Material supplied ▸
--------------------------------------------------

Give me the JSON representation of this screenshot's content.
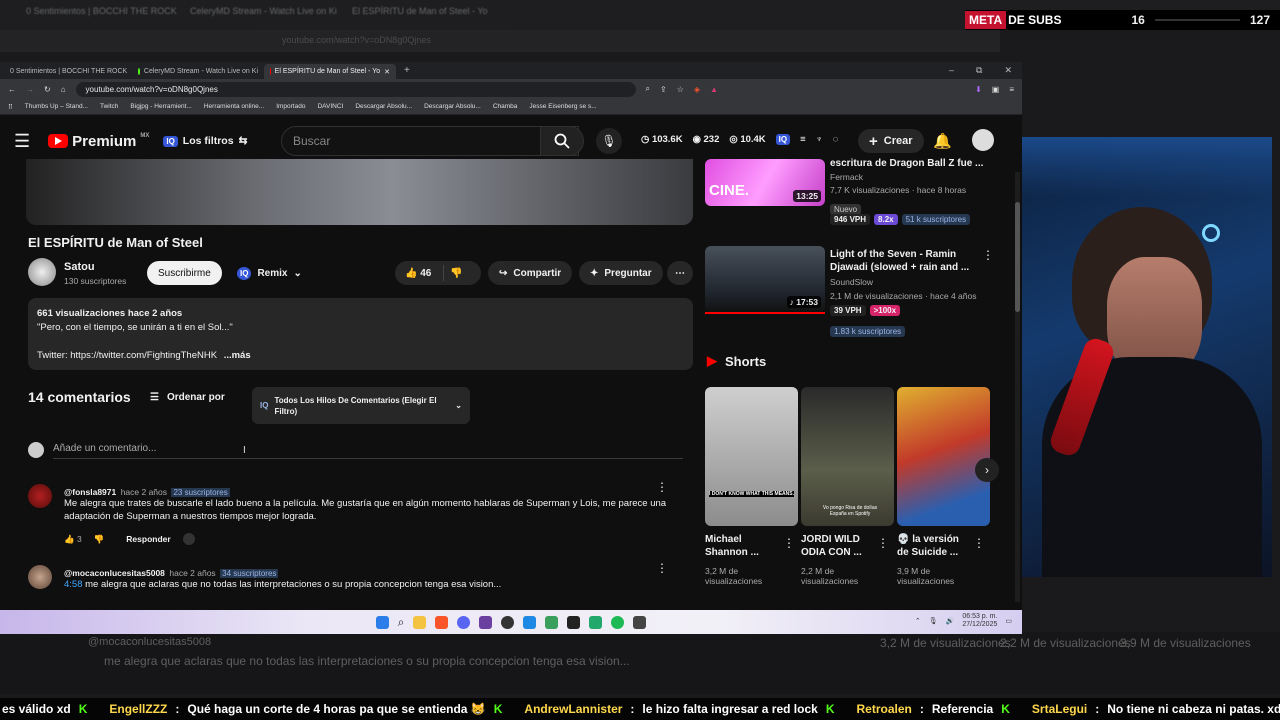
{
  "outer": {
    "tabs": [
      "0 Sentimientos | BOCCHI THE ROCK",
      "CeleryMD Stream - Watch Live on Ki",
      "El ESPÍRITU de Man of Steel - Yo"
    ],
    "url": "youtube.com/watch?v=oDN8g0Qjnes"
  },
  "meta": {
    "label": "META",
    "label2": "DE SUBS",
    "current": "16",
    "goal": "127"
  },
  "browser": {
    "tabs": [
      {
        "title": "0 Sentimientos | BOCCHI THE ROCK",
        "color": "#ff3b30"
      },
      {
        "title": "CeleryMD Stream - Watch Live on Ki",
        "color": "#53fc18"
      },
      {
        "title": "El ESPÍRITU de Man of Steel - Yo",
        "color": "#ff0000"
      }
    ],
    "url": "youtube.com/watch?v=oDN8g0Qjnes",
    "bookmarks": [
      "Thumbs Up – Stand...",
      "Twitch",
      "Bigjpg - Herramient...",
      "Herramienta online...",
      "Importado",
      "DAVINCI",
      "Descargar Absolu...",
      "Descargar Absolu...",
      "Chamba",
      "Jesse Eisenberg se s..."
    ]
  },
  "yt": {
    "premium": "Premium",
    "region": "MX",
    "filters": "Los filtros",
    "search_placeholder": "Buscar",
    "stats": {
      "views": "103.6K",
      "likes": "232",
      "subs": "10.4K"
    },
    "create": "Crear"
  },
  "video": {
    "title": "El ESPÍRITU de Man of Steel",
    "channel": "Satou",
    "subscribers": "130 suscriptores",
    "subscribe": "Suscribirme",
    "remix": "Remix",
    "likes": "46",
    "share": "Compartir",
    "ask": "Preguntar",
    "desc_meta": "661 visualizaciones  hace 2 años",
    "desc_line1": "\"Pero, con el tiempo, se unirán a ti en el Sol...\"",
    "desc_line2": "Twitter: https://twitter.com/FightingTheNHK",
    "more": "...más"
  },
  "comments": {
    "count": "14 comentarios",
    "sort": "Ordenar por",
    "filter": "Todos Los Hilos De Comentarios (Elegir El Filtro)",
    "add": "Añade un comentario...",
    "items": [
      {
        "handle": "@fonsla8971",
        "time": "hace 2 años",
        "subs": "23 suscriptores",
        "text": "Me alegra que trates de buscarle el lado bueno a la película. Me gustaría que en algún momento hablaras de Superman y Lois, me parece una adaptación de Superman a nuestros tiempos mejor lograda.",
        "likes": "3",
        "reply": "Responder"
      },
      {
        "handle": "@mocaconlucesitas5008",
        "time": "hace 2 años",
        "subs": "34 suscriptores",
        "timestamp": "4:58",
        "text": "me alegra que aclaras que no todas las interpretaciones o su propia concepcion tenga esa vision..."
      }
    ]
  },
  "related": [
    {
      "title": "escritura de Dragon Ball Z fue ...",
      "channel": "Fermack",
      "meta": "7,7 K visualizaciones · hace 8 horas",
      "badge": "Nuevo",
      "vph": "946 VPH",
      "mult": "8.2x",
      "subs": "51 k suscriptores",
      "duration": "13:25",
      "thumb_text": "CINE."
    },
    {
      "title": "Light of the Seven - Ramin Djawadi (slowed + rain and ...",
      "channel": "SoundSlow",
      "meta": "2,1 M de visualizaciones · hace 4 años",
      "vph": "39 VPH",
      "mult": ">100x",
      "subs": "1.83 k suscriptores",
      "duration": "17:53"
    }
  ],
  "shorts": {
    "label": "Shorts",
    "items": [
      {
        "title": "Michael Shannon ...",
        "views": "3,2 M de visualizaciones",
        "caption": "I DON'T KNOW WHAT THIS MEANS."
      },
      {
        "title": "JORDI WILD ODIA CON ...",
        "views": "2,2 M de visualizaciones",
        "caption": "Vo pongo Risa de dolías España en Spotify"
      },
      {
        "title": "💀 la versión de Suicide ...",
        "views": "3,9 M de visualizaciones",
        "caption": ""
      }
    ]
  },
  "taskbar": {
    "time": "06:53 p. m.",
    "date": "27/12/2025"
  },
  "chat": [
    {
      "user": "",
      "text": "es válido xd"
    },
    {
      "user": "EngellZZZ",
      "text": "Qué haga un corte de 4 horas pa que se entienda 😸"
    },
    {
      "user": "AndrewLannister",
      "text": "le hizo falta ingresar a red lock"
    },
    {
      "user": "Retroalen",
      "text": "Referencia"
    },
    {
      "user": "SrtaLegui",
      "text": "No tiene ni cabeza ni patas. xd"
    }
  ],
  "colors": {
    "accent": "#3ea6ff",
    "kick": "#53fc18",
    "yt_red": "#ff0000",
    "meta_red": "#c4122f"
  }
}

--------------------------------------------------

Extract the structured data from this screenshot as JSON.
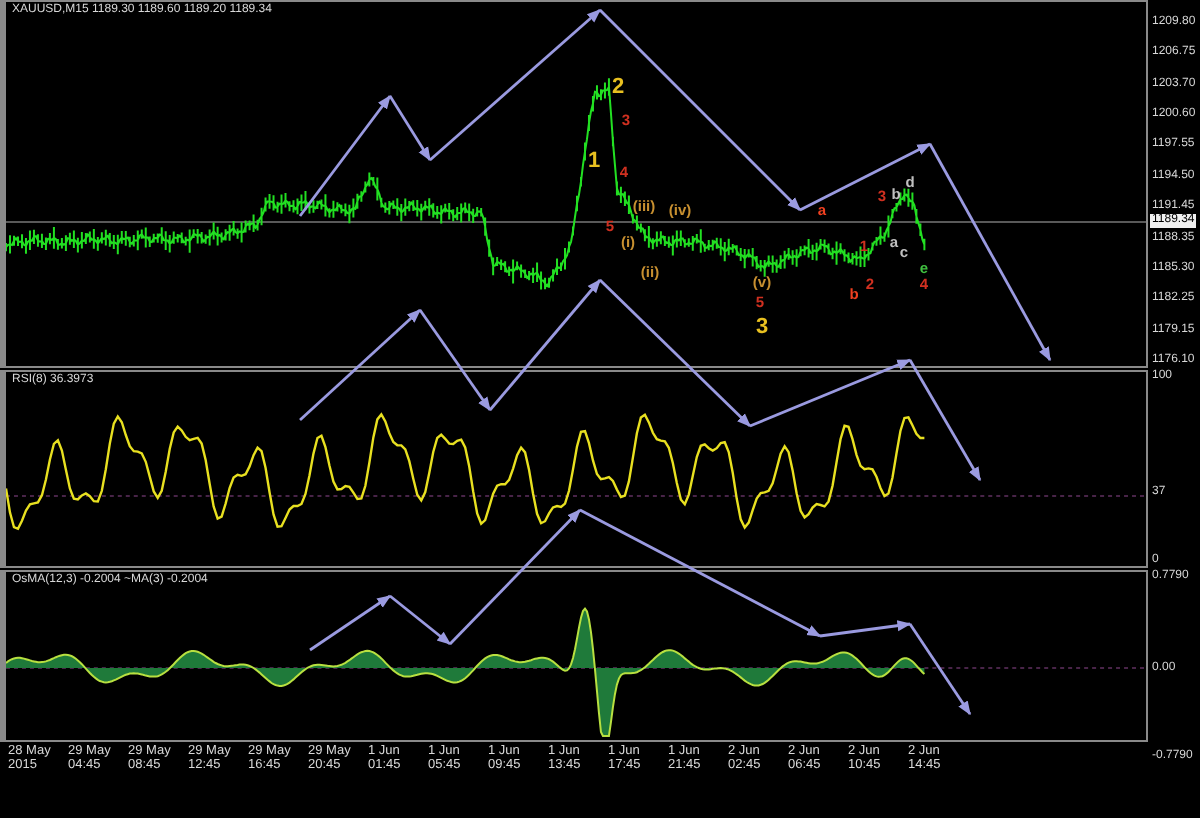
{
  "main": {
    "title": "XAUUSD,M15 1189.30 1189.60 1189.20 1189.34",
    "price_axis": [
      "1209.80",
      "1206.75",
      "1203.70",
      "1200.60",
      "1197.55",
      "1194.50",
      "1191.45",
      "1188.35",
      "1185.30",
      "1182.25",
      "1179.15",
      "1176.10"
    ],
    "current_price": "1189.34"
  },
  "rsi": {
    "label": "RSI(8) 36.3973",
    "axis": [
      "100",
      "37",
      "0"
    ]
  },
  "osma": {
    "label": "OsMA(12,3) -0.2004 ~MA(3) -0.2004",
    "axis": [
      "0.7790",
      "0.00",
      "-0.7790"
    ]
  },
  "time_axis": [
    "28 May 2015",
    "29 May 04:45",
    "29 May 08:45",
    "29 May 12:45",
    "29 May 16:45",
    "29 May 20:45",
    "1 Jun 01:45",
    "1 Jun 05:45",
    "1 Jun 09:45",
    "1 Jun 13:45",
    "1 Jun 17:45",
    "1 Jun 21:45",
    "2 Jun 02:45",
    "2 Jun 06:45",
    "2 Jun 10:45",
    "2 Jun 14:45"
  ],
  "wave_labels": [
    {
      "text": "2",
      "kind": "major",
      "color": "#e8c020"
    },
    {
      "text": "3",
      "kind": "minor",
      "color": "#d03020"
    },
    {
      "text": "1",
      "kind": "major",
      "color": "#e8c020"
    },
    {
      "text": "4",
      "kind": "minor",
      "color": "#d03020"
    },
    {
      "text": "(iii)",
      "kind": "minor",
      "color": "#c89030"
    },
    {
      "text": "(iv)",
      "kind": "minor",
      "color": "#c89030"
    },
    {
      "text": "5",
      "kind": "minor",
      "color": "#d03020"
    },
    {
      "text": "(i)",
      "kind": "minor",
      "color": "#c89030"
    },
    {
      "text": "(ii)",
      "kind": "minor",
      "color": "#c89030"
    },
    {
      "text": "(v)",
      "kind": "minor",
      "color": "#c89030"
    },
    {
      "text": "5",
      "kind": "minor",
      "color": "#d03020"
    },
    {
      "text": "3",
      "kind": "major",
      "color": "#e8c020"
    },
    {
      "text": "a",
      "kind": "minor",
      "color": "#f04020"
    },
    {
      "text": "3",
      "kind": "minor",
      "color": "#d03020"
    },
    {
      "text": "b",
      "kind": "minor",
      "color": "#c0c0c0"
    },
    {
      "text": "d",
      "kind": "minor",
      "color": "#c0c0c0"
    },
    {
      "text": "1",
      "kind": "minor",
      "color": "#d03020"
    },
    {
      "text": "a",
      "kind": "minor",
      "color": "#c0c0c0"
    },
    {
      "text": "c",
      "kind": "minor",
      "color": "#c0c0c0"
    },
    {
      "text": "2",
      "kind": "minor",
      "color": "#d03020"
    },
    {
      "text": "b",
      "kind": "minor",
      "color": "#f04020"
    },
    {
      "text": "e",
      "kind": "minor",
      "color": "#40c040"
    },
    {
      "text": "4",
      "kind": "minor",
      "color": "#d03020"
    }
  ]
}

--------------------------------------------------

Work required ▸ Filter the listing for the word "screenshot" and copy every line that holds it.

Solved exercise ▸
Give me the JSON representation of this screenshot's content.
Extract the structured data from this screenshot as JSON.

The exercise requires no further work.